Written problem> Return all lines below containing the word "Amino".

[Figure content listings]
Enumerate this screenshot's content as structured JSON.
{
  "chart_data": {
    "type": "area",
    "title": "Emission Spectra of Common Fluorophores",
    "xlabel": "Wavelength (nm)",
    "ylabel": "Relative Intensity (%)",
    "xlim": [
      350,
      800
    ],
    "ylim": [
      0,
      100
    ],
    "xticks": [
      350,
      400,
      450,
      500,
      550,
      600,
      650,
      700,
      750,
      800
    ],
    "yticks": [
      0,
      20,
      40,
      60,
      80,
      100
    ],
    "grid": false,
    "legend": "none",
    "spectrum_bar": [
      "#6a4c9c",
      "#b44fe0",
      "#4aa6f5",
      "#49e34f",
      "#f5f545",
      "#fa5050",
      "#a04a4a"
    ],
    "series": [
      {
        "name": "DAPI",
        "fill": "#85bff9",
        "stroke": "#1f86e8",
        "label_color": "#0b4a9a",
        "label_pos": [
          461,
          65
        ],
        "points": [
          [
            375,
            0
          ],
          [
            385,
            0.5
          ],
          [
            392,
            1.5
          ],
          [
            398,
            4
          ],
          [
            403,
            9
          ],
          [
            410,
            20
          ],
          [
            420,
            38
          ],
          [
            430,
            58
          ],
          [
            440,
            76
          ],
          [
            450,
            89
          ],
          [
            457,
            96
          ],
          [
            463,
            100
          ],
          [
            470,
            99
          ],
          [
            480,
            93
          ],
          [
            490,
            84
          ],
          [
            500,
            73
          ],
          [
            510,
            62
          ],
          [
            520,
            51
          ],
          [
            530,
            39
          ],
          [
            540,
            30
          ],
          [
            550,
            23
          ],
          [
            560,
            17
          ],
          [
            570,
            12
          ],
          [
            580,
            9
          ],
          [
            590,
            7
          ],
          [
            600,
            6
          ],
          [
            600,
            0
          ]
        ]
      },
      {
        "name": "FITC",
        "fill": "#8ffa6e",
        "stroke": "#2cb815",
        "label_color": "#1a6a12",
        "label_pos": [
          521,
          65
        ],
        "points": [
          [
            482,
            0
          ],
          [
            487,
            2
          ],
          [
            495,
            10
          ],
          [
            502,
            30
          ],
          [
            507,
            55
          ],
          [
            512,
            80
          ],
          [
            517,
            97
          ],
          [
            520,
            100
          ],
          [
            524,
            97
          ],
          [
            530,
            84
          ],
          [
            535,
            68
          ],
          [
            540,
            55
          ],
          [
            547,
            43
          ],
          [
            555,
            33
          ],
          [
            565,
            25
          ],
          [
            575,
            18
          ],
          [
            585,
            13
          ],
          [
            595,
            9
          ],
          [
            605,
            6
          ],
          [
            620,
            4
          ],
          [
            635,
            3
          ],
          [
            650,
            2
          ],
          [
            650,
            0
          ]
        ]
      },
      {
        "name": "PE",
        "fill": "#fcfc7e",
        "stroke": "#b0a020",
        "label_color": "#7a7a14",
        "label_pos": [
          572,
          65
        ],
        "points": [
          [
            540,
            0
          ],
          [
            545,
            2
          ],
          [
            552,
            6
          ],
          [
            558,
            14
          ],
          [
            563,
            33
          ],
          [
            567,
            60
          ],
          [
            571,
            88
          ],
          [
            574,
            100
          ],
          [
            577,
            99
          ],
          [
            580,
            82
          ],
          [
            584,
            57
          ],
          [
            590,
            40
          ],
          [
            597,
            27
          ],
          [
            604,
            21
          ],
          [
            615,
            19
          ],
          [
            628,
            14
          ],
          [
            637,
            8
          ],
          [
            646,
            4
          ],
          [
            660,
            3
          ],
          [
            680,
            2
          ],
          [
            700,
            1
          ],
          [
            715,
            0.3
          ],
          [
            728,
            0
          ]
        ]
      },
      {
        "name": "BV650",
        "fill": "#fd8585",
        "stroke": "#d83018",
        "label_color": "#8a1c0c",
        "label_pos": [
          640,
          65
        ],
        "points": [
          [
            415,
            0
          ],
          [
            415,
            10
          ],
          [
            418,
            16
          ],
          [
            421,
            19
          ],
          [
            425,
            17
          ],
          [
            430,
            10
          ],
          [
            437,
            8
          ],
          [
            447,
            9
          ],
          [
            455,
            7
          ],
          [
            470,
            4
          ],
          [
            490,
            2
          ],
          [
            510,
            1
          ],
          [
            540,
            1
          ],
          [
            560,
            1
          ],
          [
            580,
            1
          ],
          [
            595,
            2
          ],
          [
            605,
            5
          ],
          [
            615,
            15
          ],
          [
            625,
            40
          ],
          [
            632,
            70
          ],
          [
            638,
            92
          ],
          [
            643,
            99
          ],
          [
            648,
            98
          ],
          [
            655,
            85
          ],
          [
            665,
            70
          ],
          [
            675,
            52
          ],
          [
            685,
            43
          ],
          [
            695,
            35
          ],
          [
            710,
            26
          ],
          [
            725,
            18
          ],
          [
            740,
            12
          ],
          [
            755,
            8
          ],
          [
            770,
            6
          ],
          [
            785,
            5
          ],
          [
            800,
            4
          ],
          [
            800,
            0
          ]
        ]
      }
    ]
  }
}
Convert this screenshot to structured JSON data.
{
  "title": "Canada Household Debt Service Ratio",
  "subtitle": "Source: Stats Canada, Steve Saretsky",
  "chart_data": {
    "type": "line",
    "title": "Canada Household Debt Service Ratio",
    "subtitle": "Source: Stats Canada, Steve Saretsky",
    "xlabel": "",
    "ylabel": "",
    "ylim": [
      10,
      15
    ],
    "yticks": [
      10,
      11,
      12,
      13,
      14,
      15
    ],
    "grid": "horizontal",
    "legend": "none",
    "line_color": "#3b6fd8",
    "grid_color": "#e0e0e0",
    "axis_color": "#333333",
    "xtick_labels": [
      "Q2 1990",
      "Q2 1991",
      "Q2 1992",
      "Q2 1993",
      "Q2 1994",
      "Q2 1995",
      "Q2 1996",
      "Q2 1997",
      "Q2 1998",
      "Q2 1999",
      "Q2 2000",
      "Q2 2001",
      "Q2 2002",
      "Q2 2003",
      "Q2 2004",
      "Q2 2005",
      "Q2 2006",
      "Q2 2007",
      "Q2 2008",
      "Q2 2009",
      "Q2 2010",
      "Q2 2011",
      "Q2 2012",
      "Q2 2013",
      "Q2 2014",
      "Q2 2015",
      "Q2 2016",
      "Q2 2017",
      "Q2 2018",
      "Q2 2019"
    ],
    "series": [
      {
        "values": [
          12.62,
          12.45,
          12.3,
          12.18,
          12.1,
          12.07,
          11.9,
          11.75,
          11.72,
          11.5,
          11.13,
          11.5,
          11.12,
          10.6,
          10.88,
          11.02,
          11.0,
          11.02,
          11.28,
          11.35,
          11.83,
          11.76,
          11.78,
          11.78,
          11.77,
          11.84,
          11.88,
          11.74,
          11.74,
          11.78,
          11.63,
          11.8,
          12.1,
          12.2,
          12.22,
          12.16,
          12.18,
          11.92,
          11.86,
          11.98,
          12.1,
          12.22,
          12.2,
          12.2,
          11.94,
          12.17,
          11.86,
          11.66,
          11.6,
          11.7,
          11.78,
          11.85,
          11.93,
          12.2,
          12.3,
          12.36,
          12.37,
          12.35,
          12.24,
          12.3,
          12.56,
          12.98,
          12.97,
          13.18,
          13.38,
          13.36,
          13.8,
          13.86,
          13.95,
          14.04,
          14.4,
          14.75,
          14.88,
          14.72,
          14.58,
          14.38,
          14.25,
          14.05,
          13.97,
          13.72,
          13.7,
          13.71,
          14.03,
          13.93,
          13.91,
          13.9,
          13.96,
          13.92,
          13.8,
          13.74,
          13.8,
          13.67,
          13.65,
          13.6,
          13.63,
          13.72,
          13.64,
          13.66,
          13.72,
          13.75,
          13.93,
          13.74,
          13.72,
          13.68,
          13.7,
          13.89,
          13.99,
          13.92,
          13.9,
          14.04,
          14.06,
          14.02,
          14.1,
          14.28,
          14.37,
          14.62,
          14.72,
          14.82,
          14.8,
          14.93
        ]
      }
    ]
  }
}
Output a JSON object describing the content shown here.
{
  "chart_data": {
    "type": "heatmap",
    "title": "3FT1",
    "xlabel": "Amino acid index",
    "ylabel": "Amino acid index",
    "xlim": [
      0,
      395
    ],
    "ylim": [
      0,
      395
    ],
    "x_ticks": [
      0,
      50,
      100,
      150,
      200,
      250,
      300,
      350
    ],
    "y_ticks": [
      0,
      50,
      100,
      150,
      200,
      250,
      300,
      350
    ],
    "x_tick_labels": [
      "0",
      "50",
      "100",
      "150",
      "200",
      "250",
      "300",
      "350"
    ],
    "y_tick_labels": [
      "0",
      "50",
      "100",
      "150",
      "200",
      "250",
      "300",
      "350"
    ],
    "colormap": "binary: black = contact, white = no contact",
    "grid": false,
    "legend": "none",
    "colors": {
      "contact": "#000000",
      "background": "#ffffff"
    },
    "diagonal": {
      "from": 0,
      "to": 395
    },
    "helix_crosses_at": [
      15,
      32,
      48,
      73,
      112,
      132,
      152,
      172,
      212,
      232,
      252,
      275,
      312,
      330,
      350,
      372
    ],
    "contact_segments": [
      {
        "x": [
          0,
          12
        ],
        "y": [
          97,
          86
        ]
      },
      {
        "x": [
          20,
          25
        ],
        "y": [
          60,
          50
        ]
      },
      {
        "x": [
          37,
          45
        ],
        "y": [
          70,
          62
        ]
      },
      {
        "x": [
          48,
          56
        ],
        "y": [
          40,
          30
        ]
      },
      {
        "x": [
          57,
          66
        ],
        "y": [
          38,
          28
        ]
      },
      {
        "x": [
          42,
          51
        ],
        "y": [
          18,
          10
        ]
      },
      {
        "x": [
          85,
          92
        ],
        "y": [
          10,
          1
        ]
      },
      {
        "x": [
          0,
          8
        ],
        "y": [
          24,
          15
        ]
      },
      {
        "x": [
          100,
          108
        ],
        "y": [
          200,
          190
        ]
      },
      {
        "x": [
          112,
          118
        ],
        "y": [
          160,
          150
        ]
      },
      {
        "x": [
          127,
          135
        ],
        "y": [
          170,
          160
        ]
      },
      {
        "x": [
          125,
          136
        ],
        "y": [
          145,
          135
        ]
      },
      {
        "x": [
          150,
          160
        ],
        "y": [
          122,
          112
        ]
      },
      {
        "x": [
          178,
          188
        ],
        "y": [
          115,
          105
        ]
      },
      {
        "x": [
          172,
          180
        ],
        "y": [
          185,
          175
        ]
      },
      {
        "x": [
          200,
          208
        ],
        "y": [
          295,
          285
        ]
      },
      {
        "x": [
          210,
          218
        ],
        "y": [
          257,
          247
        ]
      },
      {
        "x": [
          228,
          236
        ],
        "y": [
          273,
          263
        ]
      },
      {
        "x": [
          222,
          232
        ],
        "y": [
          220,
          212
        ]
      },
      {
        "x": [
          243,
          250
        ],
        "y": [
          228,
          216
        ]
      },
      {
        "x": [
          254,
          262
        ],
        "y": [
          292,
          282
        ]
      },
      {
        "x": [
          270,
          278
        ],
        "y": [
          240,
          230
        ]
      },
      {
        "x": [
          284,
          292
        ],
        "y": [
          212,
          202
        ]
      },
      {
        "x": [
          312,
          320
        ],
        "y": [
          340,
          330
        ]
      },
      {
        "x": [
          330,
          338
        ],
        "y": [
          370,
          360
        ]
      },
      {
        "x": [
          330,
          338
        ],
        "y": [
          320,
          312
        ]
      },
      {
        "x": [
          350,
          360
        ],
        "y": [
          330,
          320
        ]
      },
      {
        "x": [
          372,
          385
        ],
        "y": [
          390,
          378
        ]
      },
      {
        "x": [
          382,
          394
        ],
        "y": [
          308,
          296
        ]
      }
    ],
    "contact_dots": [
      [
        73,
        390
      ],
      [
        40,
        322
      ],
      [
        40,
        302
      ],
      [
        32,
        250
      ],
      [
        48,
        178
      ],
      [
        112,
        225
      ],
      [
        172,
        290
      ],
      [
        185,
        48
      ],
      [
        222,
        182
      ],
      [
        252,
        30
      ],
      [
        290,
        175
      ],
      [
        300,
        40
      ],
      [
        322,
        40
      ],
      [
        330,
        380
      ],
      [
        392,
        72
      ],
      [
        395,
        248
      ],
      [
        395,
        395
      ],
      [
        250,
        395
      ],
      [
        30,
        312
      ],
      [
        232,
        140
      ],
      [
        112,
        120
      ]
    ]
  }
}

Written solution>
    "xlabel": "Amino acid index",
    "ylabel": "Amino acid index",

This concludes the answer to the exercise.